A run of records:
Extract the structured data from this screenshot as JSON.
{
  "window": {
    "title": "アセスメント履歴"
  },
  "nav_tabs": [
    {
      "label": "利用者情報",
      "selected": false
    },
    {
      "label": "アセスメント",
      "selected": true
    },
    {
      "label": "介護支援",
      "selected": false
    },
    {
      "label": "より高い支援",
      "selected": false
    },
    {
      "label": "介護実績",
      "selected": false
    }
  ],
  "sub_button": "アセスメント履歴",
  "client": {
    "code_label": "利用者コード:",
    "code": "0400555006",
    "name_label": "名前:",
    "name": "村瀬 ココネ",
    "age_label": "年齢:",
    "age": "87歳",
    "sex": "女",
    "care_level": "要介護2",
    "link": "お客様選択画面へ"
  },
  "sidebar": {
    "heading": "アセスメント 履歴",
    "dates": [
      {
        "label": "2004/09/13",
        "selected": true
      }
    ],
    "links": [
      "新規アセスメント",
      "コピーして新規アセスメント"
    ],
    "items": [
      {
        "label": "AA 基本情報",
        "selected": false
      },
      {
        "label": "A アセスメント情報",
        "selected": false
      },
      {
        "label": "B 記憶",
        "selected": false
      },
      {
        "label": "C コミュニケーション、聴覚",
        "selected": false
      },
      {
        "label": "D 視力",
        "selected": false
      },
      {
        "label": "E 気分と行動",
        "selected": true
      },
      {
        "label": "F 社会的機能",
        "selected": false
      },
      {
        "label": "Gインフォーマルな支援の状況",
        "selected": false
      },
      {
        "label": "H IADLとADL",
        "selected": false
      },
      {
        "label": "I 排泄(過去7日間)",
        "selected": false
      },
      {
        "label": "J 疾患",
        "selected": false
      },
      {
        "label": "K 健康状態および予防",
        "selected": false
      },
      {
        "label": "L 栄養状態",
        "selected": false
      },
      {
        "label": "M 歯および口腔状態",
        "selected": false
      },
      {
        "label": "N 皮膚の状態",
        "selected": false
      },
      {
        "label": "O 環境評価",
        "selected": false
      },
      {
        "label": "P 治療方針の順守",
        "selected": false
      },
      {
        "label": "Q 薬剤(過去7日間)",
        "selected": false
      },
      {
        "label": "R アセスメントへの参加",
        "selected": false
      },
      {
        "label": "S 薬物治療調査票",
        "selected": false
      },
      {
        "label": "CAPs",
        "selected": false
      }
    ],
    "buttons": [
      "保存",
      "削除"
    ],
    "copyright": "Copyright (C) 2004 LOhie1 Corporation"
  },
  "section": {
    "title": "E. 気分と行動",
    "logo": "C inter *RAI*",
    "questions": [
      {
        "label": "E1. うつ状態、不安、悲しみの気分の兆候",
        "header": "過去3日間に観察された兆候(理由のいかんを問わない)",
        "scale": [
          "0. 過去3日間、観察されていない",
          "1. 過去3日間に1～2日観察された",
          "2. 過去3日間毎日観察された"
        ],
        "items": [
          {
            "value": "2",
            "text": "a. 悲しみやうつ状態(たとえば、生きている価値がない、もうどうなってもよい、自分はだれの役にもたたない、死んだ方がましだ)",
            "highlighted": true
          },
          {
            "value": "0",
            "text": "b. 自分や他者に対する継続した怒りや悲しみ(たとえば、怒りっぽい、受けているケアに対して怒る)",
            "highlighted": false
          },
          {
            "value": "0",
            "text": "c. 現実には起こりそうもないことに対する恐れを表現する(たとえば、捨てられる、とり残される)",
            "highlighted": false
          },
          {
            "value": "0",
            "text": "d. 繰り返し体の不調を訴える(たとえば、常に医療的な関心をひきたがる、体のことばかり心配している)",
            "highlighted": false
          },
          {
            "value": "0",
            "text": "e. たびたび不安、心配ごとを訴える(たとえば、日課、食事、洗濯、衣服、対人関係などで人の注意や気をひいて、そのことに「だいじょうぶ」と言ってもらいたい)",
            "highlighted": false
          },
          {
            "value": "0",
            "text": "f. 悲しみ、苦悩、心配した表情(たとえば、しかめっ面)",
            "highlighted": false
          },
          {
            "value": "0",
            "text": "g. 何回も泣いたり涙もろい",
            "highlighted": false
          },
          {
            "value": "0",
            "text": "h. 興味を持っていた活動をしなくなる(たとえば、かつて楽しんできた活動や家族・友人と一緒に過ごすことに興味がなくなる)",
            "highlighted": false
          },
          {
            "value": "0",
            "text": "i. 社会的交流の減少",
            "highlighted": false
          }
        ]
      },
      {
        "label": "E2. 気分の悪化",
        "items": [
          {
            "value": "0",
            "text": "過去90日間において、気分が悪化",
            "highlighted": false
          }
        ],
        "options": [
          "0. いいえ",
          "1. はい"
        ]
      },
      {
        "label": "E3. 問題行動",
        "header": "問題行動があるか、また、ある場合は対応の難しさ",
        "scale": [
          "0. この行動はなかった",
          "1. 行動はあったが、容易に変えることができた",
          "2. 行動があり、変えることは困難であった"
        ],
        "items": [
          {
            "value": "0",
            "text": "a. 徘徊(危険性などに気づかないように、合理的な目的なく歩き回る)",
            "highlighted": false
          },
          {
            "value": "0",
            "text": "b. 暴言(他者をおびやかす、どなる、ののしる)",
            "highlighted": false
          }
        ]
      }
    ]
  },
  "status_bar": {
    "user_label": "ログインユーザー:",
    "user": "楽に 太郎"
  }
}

■ Exercise objective ■
Write the entire listing out again, word for word.

■ Solution for this exercise ■
Extract the structured data from this screenshot as JSON.
{
  "window": {
    "title": "アセスメント履歴"
  },
  "nav_tabs": [
    {
      "label": "利用者情報",
      "selected": false
    },
    {
      "label": "アセスメント",
      "selected": true
    },
    {
      "label": "介護支援",
      "selected": false
    },
    {
      "label": "より高い支援",
      "selected": false
    },
    {
      "label": "介護実績",
      "selected": false
    }
  ],
  "sub_button": "アセスメント履歴",
  "client": {
    "code_label": "利用者コード:",
    "code": "0400555006",
    "name_label": "名前:",
    "name": "村瀬 ココネ",
    "age_label": "年齢:",
    "age": "87歳",
    "sex": "女",
    "care_level": "要介護2",
    "link": "お客様選択画面へ"
  },
  "sidebar": {
    "heading": "アセスメント 履歴",
    "dates": [
      {
        "label": "2004/09/13",
        "selected": true
      }
    ],
    "links": [
      "新規アセスメント",
      "コピーして新規アセスメント"
    ],
    "items": [
      {
        "label": "AA 基本情報",
        "selected": false
      },
      {
        "label": "A アセスメント情報",
        "selected": false
      },
      {
        "label": "B 記憶",
        "selected": false
      },
      {
        "label": "C コミュニケーション、聴覚",
        "selected": false
      },
      {
        "label": "D 視力",
        "selected": false
      },
      {
        "label": "E 気分と行動",
        "selected": true
      },
      {
        "label": "F 社会的機能",
        "selected": false
      },
      {
        "label": "Gインフォーマルな支援の状況",
        "selected": false
      },
      {
        "label": "H IADLとADL",
        "selected": false
      },
      {
        "label": "I 排泄(過去7日間)",
        "selected": false
      },
      {
        "label": "J 疾患",
        "selected": false
      },
      {
        "label": "K 健康状態および予防",
        "selected": false
      },
      {
        "label": "L 栄養状態",
        "selected": false
      },
      {
        "label": "M 歯および口腔状態",
        "selected": false
      },
      {
        "label": "N 皮膚の状態",
        "selected": false
      },
      {
        "label": "O 環境評価",
        "selected": false
      },
      {
        "label": "P 治療方針の順守",
        "selected": false
      },
      {
        "label": "Q 薬剤(過去7日間)",
        "selected": false
      },
      {
        "label": "R アセスメントへの参加",
        "selected": false
      },
      {
        "label": "S 薬物治療調査票",
        "selected": false
      },
      {
        "label": "CAPs",
        "selected": false
      }
    ],
    "buttons": [
      "保存",
      "削除"
    ],
    "copyright": "Copyright (C) 2004 LOhie1 Corporation"
  },
  "section": {
    "title": "E. 気分と行動",
    "logo": "C inter *RAI*",
    "questions": [
      {
        "label": "E1. うつ状態、不安、悲しみの気分の兆候",
        "header": "過去3日間に観察された兆候(理由のいかんを問わない)",
        "scale": [
          "0. 過去3日間、観察されていない",
          "1. 過去3日間に1～2日観察された",
          "2. 過去3日間毎日観察された"
        ],
        "items": [
          {
            "value": "2",
            "text": "a. 悲しみやうつ状態(たとえば、生きている価値がない、もうどうなってもよい、自分はだれの役にもたたない、死んだ方がましだ)",
            "highlighted": true
          },
          {
            "value": "0",
            "text": "b. 自分や他者に対する継続した怒りや悲しみ(たとえば、怒りっぽい、受けているケアに対して怒る)",
            "highlighted": false
          },
          {
            "value": "0",
            "text": "c. 現実には起こりそうもないことに対する恐れを表現する(たとえば、捨てられる、とり残される)",
            "highlighted": false
          },
          {
            "value": "0",
            "text": "d. 繰り返し体の不調を訴える(たとえば、常に医療的な関心をひきたがる、体のことばかり心配している)",
            "highlighted": false
          },
          {
            "value": "0",
            "text": "e. たびたび不安、心配ごとを訴える(たとえば、日課、食事、洗濯、衣服、対人関係などで人の注意や気をひいて、そのことに「だいじょうぶ」と言ってもらいたい)",
            "highlighted": false
          },
          {
            "value": "0",
            "text": "f. 悲しみ、苦悩、心配した表情(たとえば、しかめっ面)",
            "highlighted": false
          },
          {
            "value": "0",
            "text": "g. 何回も泣いたり涙もろい",
            "highlighted": false
          },
          {
            "value": "0",
            "text": "h. 興味を持っていた活動をしなくなる(たとえば、かつて楽しんできた活動や家族・友人と一緒に過ごすことに興味がなくなる)",
            "highlighted": false
          },
          {
            "value": "0",
            "text": "i. 社会的交流の減少",
            "highlighted": false
          }
        ]
      },
      {
        "label": "E2. 気分の悪化",
        "items": [
          {
            "value": "0",
            "text": "過去90日間において、気分が悪化",
            "highlighted": false
          }
        ],
        "options": [
          "0. いいえ",
          "1. はい"
        ]
      },
      {
        "label": "E3. 問題行動",
        "header": "問題行動があるか、また、ある場合は対応の難しさ",
        "scale": [
          "0. この行動はなかった",
          "1. 行動はあったが、容易に変えることができた",
          "2. 行動があり、変えることは困難であった"
        ],
        "items": [
          {
            "value": "0",
            "text": "a. 徘徊(危険性などに気づかないように、合理的な目的なく歩き回る)",
            "highlighted": false
          },
          {
            "value": "0",
            "text": "b. 暴言(他者をおびやかす、どなる、ののしる)",
            "highlighted": false
          }
        ]
      }
    ]
  },
  "status_bar": {
    "user_label": "ログインユーザー:",
    "user": "楽に 太郎"
  }
}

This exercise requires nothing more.